## START Selection

# New GTO worshipper questions



## golfshaftguys (Sep 9, 2004)

I test drove the GTO on labor day, now I must get one. I am mulling over the 2004 VS 2005 debate, and wanted a few of the experts to tell me a few things.

What do you think of using the GM smartbuy program to buy the 2004 and when the 48 months are up I can keep it or buy the newset model at that time?

Anybody know any reason why the smart buy is a bad idea?

Also what do you pay for insurance for your GTO's? I would list it as a pleasure vehicle and I have a relativly clean drving record, any guess on insurance rates?

Thanks
Future GTO Owner
Roger


----------



## BRIAN P. EWING (Aug 7, 2004)

As Far As The 04 Vs The 05 Debate In My Opinion It's Strictly A Matter Of Personal Preference. The 05 Is Going To Have 50 More Ponies, 18" Wheels, Dual Exhaust That Exits On Both Sides Of The Rear Fascia, And Hood Scoops. I've Seen Some Pictures On This Site Of The Hood Scoops And They Look Too Ram Air Trans Am Like For Me. The 18" Wheels Are Supposed To Look Like The Ones Being Offered On The Monaro. I Bought An 04 Because It Is The First Year Of The Rebirth Of The Gto And It Has The Reliable Ls1 Motor In It. If It's Power You Want Get The 05 But You Could Probably Get A Good Deal On An 04 And The Money You Would Save Could Be Used For After Market Mods To Get The 50 More Ponies. As Far As Insurance Goes Mine Dropped By Almost $300 A Year By Trading In A Mustang Gt On 1 And My Gto Is Listed As A Pleasure Car On My Insurance.


----------



## Firehawk (Sep 9, 2004)

Check out what I received from Pontiac. Sounds like a good deal on the 04's.
Click here

Then click the link.


----------



## GTOJOE (Sep 10, 2004)

Just picked up my new Yellow 04 last week. Awesome car. I would check with your insurance co. Here in Michigan i had to pay a performance car surecharge. $1800 a year to insure it  

Joe


----------



## LarryM (Aug 17, 2004)

*Insurance rate*

I'm an old fart, my insurance rate made only a slight ($20) change, something around $300/half year (State Farm).

---Larry


----------



## blue goat (Aug 19, 2004)

I'm 35 with a good driving record in Texas and I am paying $412 every 6 months with it listed as a pleasure vehicle.


----------



## GTOJOE (Sep 10, 2004)

## END Selection
## START Extracted material

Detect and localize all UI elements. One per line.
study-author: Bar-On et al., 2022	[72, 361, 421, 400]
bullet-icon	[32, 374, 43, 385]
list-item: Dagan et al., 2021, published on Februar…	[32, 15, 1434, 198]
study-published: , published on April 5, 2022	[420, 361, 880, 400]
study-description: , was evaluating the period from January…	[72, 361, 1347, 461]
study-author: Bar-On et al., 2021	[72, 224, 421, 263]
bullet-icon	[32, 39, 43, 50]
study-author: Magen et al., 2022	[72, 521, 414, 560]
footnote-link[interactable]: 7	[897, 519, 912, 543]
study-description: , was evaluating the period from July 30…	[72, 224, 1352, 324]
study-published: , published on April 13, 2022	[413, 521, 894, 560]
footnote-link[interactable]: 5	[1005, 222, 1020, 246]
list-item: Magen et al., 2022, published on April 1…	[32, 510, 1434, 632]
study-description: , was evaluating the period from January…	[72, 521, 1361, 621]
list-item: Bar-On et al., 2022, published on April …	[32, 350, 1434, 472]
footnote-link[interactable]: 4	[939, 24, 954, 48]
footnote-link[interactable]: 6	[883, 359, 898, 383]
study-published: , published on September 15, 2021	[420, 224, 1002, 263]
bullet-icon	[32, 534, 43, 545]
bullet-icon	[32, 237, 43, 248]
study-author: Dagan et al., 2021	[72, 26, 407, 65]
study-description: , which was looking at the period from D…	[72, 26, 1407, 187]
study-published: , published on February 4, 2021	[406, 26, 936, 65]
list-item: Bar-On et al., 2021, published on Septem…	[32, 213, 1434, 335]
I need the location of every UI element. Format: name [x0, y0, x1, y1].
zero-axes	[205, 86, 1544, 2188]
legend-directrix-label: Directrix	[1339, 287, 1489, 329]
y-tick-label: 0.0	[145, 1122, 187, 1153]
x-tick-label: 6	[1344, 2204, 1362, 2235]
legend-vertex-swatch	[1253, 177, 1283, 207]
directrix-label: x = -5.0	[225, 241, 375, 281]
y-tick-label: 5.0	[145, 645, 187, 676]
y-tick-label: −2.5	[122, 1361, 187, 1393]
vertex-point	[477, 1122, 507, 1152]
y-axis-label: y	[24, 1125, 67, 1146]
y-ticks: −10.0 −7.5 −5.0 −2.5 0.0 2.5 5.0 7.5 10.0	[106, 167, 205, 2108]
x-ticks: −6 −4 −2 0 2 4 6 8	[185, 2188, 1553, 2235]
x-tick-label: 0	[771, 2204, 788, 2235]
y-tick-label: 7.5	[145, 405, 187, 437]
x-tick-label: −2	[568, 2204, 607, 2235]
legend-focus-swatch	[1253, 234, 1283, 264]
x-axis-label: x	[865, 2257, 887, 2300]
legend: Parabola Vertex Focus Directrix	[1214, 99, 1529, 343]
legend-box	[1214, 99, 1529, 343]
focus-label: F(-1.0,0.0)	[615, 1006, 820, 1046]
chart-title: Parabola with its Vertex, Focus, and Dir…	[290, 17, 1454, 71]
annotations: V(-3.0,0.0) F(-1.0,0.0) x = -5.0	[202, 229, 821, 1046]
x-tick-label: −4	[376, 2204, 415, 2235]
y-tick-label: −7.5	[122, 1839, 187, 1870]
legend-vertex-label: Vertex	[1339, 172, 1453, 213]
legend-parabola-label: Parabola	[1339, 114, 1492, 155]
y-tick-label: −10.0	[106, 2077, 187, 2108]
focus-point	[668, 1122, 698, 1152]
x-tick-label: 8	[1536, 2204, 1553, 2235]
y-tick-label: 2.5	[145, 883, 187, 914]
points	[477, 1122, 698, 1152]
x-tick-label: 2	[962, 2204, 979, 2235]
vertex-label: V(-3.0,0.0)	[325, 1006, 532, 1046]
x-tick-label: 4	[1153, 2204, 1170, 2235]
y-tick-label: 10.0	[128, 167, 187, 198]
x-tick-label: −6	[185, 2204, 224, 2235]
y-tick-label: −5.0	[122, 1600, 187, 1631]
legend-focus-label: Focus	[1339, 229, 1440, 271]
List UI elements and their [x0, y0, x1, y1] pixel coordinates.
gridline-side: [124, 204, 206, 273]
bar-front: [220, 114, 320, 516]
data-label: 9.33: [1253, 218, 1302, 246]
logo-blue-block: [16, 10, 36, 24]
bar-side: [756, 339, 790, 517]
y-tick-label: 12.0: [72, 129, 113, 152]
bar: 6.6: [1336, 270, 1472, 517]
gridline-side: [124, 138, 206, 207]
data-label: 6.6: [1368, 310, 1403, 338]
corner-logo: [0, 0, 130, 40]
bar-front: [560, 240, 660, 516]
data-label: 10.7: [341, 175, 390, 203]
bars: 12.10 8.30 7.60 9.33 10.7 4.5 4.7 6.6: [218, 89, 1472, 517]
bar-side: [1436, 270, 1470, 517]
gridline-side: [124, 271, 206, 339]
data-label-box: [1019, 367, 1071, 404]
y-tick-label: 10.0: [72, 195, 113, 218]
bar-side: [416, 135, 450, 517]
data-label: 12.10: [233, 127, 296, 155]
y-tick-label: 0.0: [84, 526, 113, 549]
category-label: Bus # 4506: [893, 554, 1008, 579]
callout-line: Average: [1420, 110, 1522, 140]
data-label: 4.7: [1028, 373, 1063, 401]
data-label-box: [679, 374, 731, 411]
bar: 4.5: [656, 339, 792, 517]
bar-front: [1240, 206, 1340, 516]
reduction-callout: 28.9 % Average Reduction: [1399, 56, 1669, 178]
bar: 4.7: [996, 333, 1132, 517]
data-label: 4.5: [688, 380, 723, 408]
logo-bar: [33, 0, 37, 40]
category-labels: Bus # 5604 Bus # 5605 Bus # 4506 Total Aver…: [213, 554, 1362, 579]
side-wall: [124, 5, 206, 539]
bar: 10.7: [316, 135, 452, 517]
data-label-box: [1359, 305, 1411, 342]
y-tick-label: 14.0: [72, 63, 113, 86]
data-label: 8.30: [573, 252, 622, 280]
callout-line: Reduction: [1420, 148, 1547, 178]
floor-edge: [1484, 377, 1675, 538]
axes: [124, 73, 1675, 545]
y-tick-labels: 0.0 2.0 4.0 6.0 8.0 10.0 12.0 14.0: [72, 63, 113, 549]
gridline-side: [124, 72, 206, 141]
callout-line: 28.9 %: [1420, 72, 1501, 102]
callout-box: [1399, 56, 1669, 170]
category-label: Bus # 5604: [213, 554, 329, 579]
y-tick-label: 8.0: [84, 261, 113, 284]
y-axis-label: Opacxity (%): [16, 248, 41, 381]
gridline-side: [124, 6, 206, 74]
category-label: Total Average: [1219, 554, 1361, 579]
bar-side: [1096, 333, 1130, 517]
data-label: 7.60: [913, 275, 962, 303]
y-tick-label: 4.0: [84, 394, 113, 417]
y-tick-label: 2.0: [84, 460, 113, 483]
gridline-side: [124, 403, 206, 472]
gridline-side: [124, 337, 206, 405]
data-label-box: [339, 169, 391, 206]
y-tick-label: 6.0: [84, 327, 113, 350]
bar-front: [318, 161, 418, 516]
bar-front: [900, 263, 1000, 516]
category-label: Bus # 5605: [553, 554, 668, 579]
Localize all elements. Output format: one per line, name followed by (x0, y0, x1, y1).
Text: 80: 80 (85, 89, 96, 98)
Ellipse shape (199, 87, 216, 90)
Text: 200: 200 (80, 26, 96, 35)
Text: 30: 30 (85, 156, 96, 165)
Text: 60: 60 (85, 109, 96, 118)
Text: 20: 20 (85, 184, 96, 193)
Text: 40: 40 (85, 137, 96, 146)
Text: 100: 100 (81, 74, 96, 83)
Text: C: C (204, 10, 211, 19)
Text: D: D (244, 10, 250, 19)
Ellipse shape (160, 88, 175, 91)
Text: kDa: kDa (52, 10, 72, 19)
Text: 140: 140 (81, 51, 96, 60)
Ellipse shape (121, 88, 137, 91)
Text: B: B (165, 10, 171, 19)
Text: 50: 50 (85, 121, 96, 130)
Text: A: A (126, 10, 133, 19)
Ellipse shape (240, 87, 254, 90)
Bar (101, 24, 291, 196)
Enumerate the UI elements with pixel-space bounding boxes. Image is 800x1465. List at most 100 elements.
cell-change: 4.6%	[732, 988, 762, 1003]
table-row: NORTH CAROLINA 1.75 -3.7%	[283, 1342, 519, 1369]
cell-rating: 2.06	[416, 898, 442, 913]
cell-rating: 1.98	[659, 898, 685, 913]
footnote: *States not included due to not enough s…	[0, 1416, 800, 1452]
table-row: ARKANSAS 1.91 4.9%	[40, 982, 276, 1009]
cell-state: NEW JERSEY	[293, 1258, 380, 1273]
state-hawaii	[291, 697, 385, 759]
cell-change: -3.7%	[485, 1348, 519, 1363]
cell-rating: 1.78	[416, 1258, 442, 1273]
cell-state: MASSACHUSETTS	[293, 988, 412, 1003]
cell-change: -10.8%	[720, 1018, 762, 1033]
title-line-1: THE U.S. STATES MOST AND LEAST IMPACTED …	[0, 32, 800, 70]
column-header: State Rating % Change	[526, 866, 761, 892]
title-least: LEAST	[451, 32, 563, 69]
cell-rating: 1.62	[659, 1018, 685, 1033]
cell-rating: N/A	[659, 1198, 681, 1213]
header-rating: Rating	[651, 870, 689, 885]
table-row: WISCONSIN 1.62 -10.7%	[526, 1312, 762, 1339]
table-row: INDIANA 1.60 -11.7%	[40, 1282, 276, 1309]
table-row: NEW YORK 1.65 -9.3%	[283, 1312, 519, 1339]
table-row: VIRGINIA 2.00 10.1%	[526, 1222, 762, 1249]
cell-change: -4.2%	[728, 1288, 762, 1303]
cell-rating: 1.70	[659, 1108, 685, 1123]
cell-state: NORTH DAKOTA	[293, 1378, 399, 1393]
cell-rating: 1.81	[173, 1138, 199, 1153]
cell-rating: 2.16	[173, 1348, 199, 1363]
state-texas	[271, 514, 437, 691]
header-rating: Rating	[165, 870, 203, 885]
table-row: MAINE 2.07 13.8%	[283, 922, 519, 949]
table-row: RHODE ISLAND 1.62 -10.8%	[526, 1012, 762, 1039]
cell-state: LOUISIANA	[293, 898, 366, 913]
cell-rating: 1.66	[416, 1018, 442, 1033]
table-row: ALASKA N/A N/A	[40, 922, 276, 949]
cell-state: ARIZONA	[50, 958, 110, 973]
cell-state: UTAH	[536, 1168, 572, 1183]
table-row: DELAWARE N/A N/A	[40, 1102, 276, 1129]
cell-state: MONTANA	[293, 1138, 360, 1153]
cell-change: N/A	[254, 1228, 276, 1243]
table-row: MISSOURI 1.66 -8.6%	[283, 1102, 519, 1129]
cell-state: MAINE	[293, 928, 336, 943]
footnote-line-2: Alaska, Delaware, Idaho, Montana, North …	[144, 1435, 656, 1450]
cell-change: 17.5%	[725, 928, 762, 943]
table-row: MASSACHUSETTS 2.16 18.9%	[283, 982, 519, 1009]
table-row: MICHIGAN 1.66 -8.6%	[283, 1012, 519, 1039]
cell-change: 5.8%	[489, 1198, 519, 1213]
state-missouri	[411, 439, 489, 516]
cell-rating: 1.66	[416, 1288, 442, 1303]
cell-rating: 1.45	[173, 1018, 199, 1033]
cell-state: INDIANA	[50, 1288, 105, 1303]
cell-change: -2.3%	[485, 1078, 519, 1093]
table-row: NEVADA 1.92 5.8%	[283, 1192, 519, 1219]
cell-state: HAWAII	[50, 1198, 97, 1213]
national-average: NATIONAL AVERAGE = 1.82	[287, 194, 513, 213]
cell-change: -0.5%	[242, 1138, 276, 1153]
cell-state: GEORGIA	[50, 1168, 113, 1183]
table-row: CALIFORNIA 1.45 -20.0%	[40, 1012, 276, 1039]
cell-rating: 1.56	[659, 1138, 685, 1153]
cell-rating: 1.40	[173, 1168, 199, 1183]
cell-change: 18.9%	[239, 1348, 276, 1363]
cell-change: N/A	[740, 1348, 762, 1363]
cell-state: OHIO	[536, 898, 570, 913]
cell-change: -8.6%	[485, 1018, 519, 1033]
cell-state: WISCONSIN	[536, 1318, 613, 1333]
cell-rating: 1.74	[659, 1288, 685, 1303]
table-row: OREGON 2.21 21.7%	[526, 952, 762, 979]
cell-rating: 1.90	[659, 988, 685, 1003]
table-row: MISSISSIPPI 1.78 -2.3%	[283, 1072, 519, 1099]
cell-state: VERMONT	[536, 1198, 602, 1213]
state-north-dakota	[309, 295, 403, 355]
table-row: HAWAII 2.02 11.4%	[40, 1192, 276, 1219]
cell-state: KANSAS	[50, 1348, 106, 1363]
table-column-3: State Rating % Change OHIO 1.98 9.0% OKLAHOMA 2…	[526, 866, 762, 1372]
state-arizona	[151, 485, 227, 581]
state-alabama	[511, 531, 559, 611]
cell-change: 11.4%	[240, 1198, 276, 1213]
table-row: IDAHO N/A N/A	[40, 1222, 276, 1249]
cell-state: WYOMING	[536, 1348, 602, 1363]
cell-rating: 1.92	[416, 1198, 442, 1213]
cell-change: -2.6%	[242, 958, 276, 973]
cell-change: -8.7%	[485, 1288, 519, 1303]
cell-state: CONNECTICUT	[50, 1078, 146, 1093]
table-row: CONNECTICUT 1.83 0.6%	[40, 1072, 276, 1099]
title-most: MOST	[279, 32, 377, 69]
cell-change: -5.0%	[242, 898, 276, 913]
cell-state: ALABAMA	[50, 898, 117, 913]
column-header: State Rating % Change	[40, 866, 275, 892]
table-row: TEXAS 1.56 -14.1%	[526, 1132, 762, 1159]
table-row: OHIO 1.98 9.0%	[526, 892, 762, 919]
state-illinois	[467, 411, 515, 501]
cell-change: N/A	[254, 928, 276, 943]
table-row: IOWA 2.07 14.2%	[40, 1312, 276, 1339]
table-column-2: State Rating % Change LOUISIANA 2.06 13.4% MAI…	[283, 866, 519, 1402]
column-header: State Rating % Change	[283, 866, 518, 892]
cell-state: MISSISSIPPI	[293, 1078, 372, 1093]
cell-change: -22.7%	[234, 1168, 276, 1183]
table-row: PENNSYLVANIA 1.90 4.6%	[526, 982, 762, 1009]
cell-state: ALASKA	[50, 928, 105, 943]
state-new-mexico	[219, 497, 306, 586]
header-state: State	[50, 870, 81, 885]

## END Extracted material

» Exercise set:
A. Answer these about the GTO forum thread, one line each:
(i) According to BRIAN P. EWING, how many more ponies will the 05 have?
(ii) What does blue goat pay for insurance, and over what period?
(iii) How much a year did GTOJOE pay to insure the car in Michigan?
B. Write the next part of the GTO forum thread, starting with the body of the final GTOJOE post.

» Responses to the exercise:
A.
(i) 50 more
(ii) $412 every 6 months
(iii) $1800

B.
Man you guys a bumming me out. I am also an old fart (42) I do have a 
5 mph over ticket but was told that it will only go down $200 a year after that clears. Insurance in Michigan SUCKS. 

Joe


----------



## pzl1nz (Sep 17, 2004)

*What we pay*

We live in Indy and we pay $60 per month as a full time driver vehicle not pleasure. It was the same price as our 2001 Grand Am GT.

Buy either...they are absolutley fabulous cars. For modding the LS1 currently has a lot of performance parts that can be adapted from the F bodies and the Vette.


----------



## GTO TOO (Sep 10, 2004)

GTO joe,
I don't know which company is hosing you....But I too live in Michigan. My insurance went up $200 a year over my wife's car I replaced with the GTO. The older vehicle was a small econo wagon so I expected the cost to go up based on replacement values. I checked before I purchased and they told me it was not rated any differently than either of present cars....You may wish to shop around..


----------



## Groucho (Sep 11, 2004)

My insurance in California only went up an additional $118.00/year over my BMW 323i...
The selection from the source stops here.